Check each line of the listing below for the string "Change", and copy the ones that have it.

-- BEGIN Data to use --

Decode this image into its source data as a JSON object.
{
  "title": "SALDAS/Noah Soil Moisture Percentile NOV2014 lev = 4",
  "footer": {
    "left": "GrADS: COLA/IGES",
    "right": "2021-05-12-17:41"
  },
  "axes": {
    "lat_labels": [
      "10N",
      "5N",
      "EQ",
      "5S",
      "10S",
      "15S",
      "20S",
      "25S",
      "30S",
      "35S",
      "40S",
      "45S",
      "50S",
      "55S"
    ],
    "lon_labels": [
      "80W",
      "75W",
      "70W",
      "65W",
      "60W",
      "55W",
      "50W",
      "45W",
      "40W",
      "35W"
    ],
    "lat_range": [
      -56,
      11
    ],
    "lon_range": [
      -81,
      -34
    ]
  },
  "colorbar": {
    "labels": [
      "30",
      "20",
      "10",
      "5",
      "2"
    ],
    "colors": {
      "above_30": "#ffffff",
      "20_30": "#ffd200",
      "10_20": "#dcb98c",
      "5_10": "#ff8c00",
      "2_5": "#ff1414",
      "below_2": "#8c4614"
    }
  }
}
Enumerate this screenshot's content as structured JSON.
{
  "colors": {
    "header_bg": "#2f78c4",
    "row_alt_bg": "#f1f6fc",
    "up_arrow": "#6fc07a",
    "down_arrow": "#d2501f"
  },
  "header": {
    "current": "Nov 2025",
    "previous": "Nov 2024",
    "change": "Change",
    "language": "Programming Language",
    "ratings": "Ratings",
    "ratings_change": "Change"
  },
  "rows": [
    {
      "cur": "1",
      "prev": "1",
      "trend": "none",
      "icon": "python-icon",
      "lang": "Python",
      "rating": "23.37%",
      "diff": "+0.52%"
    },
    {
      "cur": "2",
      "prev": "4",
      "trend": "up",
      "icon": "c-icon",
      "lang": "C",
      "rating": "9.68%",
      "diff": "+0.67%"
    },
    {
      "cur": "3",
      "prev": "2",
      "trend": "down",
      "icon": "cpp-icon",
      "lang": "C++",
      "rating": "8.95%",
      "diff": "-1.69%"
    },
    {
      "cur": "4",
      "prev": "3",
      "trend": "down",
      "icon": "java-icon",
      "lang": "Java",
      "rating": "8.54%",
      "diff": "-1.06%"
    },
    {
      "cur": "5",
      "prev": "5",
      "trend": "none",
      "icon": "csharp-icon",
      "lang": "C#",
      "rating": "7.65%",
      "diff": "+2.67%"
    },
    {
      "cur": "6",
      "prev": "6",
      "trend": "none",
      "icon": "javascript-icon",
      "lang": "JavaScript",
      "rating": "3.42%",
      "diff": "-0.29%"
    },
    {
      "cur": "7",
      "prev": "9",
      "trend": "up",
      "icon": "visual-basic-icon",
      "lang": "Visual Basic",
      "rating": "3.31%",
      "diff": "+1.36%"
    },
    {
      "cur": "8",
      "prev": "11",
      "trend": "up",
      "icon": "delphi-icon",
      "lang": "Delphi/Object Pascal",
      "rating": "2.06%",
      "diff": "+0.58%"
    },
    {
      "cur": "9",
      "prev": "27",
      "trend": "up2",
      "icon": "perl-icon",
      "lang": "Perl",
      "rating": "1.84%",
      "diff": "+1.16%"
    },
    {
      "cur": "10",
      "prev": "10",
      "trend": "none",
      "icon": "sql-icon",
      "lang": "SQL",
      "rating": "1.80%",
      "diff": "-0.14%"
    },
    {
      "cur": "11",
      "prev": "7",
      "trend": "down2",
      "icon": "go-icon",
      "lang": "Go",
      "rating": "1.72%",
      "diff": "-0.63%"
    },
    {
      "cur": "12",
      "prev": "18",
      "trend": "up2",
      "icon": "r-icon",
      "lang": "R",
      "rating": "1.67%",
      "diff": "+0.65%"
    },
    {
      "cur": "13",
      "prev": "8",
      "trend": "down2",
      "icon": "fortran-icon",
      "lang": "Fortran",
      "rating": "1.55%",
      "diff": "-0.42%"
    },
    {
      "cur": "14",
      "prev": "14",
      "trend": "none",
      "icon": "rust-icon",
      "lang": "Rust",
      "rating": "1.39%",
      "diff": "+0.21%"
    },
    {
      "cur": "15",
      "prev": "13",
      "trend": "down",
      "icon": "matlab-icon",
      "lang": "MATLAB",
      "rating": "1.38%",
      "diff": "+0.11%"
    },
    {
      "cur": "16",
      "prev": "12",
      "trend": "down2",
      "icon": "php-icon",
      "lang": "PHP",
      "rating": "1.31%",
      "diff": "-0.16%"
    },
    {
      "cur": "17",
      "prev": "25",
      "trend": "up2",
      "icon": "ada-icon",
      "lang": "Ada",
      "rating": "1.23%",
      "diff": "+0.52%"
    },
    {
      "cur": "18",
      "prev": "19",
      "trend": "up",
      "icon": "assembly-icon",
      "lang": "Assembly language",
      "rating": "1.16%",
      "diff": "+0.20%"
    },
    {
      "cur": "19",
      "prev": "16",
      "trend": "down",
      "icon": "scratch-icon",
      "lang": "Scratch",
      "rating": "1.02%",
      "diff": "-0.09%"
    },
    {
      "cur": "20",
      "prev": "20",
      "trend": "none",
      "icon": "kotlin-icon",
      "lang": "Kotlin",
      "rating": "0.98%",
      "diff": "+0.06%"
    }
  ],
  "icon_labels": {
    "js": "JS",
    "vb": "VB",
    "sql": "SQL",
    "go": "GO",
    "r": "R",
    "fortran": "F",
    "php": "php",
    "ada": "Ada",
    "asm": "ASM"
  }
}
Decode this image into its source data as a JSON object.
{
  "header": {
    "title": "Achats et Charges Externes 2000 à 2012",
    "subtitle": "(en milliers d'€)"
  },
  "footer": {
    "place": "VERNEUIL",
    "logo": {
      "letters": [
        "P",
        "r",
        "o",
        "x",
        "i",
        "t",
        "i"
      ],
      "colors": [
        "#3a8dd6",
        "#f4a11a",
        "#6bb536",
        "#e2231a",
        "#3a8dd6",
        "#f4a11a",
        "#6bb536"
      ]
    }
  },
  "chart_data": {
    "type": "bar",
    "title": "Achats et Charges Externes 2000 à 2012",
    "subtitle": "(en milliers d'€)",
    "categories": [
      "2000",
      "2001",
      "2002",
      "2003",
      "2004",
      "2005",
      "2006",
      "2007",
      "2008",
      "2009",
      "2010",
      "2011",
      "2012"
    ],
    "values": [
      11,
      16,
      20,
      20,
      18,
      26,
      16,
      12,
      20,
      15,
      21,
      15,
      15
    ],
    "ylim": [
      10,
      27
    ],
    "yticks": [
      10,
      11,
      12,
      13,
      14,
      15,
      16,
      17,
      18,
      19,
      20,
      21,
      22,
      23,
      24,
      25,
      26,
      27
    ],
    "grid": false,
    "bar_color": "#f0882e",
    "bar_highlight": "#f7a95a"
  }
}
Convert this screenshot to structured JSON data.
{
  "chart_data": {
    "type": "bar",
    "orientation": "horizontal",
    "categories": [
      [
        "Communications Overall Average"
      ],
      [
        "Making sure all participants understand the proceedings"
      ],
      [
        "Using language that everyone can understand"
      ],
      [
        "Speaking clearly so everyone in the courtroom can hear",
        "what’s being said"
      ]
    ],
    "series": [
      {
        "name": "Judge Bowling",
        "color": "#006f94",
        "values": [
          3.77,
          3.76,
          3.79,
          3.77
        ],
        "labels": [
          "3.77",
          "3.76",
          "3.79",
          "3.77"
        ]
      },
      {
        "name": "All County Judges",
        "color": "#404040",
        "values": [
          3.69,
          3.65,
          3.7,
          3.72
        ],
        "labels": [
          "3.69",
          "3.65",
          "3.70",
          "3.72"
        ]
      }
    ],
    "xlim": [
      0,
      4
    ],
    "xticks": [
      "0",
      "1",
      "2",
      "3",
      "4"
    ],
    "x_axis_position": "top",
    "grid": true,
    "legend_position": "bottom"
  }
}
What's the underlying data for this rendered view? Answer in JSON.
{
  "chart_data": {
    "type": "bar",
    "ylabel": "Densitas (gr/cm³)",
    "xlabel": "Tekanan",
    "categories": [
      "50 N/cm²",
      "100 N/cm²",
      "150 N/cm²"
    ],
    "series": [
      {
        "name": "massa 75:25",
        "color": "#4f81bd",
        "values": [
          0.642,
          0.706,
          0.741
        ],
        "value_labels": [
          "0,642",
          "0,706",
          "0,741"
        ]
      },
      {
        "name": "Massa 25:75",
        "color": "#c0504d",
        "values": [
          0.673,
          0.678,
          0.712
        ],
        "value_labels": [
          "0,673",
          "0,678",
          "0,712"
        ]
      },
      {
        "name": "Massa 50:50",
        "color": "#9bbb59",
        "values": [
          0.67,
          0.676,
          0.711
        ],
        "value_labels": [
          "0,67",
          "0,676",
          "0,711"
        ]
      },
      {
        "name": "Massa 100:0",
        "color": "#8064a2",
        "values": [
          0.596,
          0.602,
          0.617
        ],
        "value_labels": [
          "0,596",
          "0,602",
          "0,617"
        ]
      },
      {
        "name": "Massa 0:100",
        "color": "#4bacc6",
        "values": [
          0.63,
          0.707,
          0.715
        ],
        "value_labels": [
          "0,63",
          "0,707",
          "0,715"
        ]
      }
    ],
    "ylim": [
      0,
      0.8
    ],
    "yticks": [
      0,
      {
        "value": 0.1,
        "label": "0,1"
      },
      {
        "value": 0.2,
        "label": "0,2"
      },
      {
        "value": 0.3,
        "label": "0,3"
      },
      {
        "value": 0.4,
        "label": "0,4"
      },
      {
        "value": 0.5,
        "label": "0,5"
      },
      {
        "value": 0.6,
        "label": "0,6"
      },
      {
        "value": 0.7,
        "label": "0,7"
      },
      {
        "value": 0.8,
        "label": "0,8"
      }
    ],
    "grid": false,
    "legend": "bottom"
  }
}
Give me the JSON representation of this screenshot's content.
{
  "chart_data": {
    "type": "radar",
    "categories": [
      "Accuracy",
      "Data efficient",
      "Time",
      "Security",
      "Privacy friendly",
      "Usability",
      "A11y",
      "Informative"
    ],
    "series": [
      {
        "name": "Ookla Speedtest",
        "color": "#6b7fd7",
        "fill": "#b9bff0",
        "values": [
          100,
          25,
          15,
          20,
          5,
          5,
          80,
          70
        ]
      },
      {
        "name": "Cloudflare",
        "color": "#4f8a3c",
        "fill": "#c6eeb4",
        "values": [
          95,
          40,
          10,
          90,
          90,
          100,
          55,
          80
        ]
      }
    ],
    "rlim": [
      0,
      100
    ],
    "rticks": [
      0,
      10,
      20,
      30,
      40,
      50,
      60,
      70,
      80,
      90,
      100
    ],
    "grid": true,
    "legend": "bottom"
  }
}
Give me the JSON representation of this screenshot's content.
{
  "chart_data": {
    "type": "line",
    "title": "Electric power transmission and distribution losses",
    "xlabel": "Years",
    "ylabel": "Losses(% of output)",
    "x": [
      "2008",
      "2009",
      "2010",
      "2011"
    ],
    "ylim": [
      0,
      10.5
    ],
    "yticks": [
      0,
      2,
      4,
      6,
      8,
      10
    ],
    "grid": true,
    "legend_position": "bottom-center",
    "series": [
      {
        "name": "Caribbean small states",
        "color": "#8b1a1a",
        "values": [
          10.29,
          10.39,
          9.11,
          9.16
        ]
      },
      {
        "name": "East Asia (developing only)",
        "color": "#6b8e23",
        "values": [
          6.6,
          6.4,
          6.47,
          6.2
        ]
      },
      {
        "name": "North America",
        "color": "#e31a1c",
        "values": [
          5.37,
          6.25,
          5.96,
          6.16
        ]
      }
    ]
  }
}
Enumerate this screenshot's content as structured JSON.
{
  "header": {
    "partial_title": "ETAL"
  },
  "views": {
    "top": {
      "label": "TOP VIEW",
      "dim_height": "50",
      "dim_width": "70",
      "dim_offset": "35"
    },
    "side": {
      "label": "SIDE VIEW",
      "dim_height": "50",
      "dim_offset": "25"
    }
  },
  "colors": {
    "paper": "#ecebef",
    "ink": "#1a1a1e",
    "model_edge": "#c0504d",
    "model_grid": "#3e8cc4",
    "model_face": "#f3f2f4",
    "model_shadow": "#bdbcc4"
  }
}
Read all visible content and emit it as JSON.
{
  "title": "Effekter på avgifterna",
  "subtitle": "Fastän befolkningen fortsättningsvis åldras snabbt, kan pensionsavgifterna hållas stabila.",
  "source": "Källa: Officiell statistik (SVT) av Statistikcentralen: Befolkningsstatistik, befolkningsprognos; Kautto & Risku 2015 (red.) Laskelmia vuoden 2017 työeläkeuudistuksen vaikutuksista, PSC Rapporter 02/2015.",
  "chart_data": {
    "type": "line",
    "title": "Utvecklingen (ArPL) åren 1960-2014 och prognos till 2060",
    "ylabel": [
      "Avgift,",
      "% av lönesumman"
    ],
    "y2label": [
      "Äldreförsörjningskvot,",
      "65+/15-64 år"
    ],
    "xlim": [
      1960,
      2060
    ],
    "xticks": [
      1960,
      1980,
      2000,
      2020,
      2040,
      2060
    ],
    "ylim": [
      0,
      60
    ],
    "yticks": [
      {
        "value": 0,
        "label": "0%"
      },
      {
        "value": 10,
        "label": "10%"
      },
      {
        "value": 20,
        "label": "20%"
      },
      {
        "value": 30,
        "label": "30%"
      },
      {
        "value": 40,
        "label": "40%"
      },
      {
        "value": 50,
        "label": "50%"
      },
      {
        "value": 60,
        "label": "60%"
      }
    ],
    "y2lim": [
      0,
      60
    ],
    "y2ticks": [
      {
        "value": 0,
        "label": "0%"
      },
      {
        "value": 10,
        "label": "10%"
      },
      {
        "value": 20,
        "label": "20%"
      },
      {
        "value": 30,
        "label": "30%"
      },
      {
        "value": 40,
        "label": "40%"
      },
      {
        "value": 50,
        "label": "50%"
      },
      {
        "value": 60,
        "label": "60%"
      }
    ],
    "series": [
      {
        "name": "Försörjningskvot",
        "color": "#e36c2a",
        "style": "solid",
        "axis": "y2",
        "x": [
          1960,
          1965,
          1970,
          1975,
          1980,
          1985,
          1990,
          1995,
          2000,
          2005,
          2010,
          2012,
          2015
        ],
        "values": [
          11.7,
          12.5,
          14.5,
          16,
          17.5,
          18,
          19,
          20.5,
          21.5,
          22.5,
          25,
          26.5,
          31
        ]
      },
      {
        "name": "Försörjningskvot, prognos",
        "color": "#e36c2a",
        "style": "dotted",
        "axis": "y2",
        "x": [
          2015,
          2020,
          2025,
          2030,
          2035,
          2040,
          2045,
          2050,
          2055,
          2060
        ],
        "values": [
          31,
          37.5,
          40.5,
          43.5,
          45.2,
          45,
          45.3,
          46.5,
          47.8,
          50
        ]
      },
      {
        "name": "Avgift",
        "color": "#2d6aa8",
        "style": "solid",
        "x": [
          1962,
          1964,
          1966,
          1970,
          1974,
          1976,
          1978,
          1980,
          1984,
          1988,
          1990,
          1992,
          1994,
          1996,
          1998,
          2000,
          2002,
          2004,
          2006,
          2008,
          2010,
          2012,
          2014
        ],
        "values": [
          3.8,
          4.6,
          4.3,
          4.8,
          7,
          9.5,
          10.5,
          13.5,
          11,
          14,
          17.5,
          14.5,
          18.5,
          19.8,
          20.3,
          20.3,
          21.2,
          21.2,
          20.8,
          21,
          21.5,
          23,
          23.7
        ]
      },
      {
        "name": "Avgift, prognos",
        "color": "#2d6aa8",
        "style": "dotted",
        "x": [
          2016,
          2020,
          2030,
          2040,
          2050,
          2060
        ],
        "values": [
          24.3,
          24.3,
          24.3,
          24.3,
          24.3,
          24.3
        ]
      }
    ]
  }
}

-- END Data to use --

Correct output:
    "change": "Change",
    "ratings_change": "Change"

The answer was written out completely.